*WRITTEN EXERCISE*
Skip the images and return the records below exactly.
# START OF INPUT RECORDS
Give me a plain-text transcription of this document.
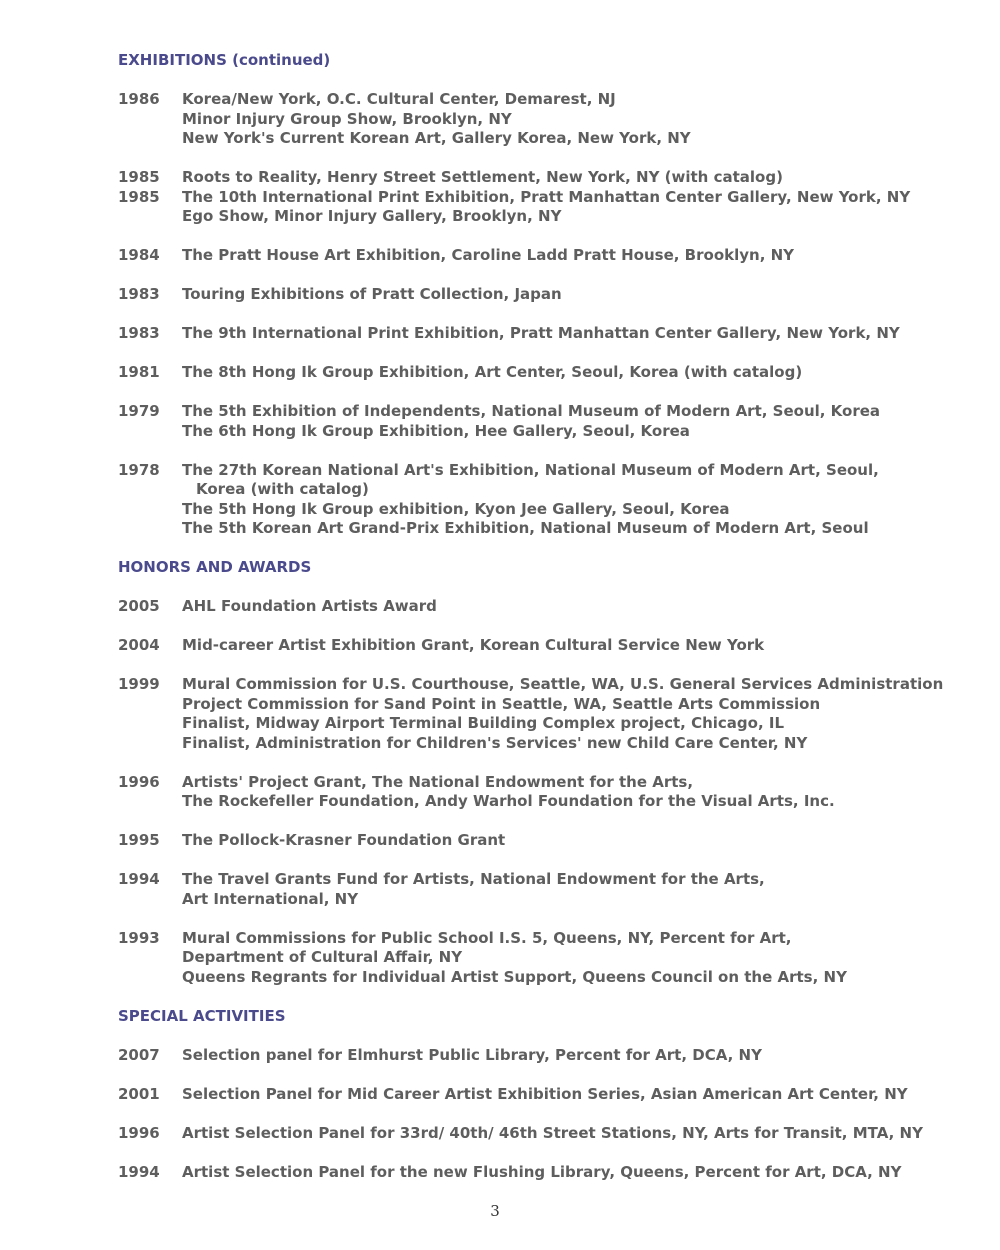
EXHIBITIONS (continued)
1986 Korea/New York, O.C. Cultural Center, Demarest, NJ
Minor Injury Group Show, Brooklyn, NY
New York's Current Korean Art, Gallery Korea, New York, NY
1985 Roots to Reality, Henry Street Settlement, New York, NY (with catalog)
1985 The 10th International Print Exhibition, Pratt Manhattan Center Gallery, New York, NY
Ego Show, Minor Injury Gallery, Brooklyn, NY
1984 The Pratt House Art Exhibition, Caroline Ladd Pratt House, Brooklyn, NY
1983 Touring Exhibitions of Pratt Collection, Japan
1983 The 9th International Print Exhibition, Pratt Manhattan Center Gallery, New York, NY
1981 The 8th Hong Ik Group Exhibition, Art Center, Seoul, Korea (with catalog)
1979 The 5th Exhibition of Independents, National Museum of Modern Art, Seoul, Korea
The 6th Hong Ik Group Exhibition, Hee Gallery, Seoul, Korea
1978 The 27th Korean National Art's Exhibition, National Museum of Modern Art, Seoul,
Korea (with catalog)
The 5th Hong Ik Group exhibition, Kyon Jee Gallery, Seoul, Korea
The 5th Korean Art Grand-Prix Exhibition, National Museum of Modern Art, Seoul
HONORS AND AWARDS
2005 AHL Foundation Artists Award
2004 Mid-career Artist Exhibition Grant, Korean Cultural Service New York
1999 Mural Commission for U.S. Courthouse, Seattle, WA, U.S. General Services Administration
Project Commission for Sand Point in Seattle, WA, Seattle Arts Commission
Finalist, Midway Airport Terminal Building Complex project, Chicago, IL
Finalist, Administration for Children's Services' new Child Care Center, NY
1996 Artists' Project Grant, The National Endowment for the Arts,
The Rockefeller Foundation, Andy Warhol Foundation for the Visual Arts, Inc.
1995 The Pollock-Krasner Foundation Grant
1994 The Travel Grants Fund for Artists, National Endowment for the Arts,
Art International, NY
1993 Mural Commissions for Public School I.S. 5, Queens, NY, Percent for Art,
Department of Cultural Affair, NY
Queens Regrants for Individual Artist Support, Queens Council on the Arts, NY
SPECIAL ACTIVITIES
2007 Selection panel for Elmhurst Public Library, Percent for Art, DCA, NY
2001 Selection Panel for Mid Career Artist Exhibition Series, Asian American Art Center, NY
1996 Artist Selection Panel for 33rd/ 40th/ 46th Street Stations, NY, Arts for Transit, MTA, NY
1994 Artist Selection Panel for the new Flushing Library, Queens, Percent for Art, DCA, NY
3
# END OF INPUT RECORDS
*SOLUTION TO THE EXERCISE*
Give me a plain-text transcription of this document.
EXHIBITIONS (continued)
1986 Korea/New York, O.C. Cultural Center, Demarest, NJ
Minor Injury Group Show, Brooklyn, NY
New York's Current Korean Art, Gallery Korea, New York, NY
1985 Roots to Reality, Henry Street Settlement, New York, NY (with catalog)
1985 The 10th International Print Exhibition, Pratt Manhattan Center Gallery, New York, NY
Ego Show, Minor Injury Gallery, Brooklyn, NY
1984 The Pratt House Art Exhibition, Caroline Ladd Pratt House, Brooklyn, NY
1983 Touring Exhibitions of Pratt Collection, Japan
1983 The 9th International Print Exhibition, Pratt Manhattan Center Gallery, New York, NY
1981 The 8th Hong Ik Group Exhibition, Art Center, Seoul, Korea (with catalog)
1979 The 5th Exhibition of Independents, National Museum of Modern Art, Seoul, Korea
The 6th Hong Ik Group Exhibition, Hee Gallery, Seoul, Korea
1978 The 27th Korean National Art's Exhibition, National Museum of Modern Art, Seoul,
Korea (with catalog)
The 5th Hong Ik Group exhibition, Kyon Jee Gallery, Seoul, Korea
The 5th Korean Art Grand-Prix Exhibition, National Museum of Modern Art, Seoul
HONORS AND AWARDS
2005 AHL Foundation Artists Award
2004 Mid-career Artist Exhibition Grant, Korean Cultural Service New York
1999 Mural Commission for U.S. Courthouse, Seattle, WA, U.S. General Services Administration
Project Commission for Sand Point in Seattle, WA, Seattle Arts Commission
Finalist, Midway Airport Terminal Building Complex project, Chicago, IL
Finalist, Administration for Children's Services' new Child Care Center, NY
1996 Artists' Project Grant, The National Endowment for the Arts,
The Rockefeller Foundation, Andy Warhol Foundation for the Visual Arts, Inc.
1995 The Pollock-Krasner Foundation Grant
1994 The Travel Grants Fund for Artists, National Endowment for the Arts,
Art International, NY
1993 Mural Commissions for Public School I.S. 5, Queens, NY, Percent for Art,
Department of Cultural Affair, NY
Queens Regrants for Individual Artist Support, Queens Council on the Arts, NY
SPECIAL ACTIVITIES
2007 Selection panel for Elmhurst Public Library, Percent for Art, DCA, NY
2001 Selection Panel for Mid Career Artist Exhibition Series, Asian American Art Center, NY
1996 Artist Selection Panel for 33rd/ 40th/ 46th Street Stations, NY, Arts for Transit, MTA, NY
1994 Artist Selection Panel for the new Flushing Library, Queens, Percent for Art, DCA, NY
3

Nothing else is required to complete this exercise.